▸ **AVAILABLE DATA**:
start
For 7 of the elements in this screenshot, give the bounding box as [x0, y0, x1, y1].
end
start
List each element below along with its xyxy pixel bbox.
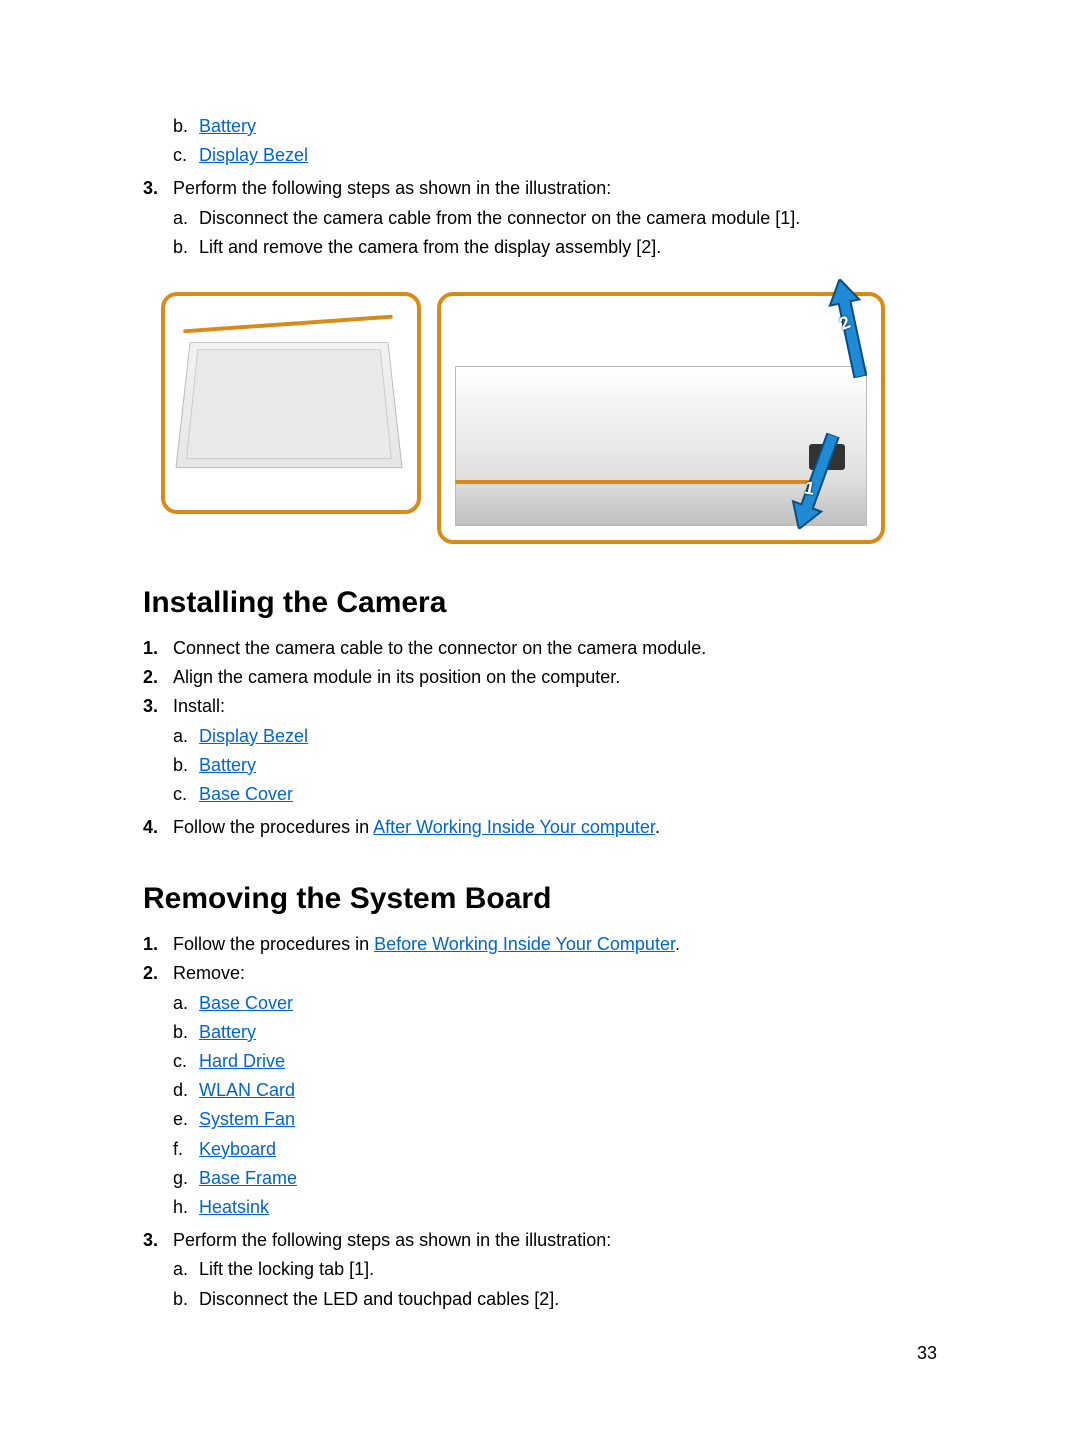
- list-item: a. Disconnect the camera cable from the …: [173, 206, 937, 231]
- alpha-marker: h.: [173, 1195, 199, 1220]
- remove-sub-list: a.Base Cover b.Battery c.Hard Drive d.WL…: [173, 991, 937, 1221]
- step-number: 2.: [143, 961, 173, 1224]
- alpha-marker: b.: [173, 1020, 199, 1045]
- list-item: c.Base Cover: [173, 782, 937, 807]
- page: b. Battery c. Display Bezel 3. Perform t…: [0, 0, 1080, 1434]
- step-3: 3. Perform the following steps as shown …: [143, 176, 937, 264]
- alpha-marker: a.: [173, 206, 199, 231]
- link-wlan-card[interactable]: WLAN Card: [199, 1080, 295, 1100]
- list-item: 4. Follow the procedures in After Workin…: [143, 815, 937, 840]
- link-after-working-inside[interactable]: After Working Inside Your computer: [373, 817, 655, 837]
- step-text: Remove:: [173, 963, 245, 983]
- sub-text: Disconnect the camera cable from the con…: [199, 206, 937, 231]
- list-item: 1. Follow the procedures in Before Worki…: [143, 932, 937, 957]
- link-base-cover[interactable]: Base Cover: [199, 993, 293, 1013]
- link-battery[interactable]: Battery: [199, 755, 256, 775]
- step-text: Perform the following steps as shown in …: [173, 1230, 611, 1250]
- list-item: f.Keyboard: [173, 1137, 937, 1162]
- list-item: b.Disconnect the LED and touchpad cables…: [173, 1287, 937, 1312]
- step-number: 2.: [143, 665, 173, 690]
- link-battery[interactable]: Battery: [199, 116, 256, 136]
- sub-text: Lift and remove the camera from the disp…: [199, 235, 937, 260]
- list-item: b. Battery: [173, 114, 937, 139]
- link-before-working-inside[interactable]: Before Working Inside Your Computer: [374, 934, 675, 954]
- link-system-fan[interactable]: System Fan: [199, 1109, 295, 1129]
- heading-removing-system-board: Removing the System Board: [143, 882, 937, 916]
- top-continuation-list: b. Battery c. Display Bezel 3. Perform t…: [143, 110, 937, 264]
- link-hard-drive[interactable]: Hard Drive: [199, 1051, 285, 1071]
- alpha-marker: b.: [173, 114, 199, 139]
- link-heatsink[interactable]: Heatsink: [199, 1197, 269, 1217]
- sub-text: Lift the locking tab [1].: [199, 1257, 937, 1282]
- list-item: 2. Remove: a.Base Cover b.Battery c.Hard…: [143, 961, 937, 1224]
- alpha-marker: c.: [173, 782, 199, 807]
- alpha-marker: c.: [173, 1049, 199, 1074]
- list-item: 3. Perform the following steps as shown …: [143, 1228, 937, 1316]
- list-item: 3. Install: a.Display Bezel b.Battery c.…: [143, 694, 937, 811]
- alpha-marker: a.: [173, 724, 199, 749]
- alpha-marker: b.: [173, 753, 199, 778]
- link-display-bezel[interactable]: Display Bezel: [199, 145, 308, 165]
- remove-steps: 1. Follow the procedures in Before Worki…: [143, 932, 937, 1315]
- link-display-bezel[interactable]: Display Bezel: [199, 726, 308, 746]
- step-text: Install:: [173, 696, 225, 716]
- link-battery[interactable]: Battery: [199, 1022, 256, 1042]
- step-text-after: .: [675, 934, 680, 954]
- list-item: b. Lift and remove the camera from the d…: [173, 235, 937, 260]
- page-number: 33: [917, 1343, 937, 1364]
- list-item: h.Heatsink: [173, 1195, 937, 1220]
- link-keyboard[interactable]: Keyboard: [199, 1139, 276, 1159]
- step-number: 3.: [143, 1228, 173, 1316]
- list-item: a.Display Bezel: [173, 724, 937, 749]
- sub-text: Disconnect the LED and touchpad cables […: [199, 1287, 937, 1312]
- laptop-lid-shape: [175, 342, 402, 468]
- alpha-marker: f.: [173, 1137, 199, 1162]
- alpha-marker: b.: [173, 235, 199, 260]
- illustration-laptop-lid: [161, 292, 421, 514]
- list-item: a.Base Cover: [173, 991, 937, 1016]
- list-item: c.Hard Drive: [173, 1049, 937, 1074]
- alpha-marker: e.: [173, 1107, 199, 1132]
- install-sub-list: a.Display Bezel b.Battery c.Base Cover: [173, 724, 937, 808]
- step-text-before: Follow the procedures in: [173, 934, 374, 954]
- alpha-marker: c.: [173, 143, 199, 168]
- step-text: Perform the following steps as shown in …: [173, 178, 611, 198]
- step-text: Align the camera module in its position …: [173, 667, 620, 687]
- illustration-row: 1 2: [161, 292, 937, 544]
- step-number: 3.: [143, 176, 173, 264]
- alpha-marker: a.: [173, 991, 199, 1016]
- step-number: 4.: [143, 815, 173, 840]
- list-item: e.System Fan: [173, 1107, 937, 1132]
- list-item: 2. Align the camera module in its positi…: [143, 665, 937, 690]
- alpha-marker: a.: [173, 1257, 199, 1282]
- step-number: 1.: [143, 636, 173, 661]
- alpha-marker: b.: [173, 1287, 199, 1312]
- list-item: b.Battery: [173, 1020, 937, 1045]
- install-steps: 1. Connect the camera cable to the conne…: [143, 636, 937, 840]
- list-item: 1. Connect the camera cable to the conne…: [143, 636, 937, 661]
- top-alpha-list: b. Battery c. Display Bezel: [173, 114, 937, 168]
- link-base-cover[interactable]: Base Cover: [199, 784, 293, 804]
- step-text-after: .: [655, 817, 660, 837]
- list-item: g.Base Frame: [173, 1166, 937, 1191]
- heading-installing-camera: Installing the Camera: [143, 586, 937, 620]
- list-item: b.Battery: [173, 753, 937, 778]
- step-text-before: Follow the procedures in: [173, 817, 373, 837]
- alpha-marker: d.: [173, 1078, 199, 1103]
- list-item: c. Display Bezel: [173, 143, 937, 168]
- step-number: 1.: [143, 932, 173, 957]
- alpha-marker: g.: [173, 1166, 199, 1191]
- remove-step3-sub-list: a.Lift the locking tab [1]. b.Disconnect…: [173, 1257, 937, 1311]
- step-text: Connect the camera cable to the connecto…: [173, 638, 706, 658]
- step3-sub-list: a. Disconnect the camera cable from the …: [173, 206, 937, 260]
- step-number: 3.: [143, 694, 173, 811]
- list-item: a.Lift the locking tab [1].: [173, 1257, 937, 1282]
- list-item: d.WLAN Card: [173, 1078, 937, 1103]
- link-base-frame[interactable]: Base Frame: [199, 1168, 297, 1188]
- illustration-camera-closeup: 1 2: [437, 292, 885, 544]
end
▸ **WHAT YOU HAVE TO DO**:
Could you rewrite the rows starting at the line containing "List each element" and ending at the line containing "- list-item: 1. Follow", swapping "alpha-marker" for "letter-marker" and leaving everything else unchanged? Leave the pictures out.

▸ **SOLUTION TO THIS EXERCISE**:
List each element below along with its xyxy pixel bbox.
- list-item: a. Disconnect the camera cable from the …: [173, 206, 937, 231]
- letter-marker: h.: [173, 1195, 199, 1220]
- remove-sub-list: a.Base Cover b.Battery c.Hard Drive d.WL…: [173, 991, 937, 1221]
- step-number: 2.: [143, 961, 173, 1224]
- letter-marker: b.: [173, 1020, 199, 1045]
- list-item: c.Base Cover: [173, 782, 937, 807]
- page: b. Battery c. Display Bezel 3. Perform t…: [0, 0, 1080, 1434]
- step-3: 3. Perform the following steps as shown …: [143, 176, 937, 264]
- letter-marker: a.: [173, 206, 199, 231]
- link-wlan-card[interactable]: WLAN Card: [199, 1080, 295, 1100]
- list-item: 4. Follow the procedures in After Workin…: [143, 815, 937, 840]
- link-after-working-inside[interactable]: After Working Inside Your computer: [373, 817, 655, 837]
- step-text: Remove:: [173, 963, 245, 983]
- sub-text: Disconnect the camera cable from the con…: [199, 206, 937, 231]
- list-item: 1. Follow the procedures in Before Worki…: [143, 932, 937, 957]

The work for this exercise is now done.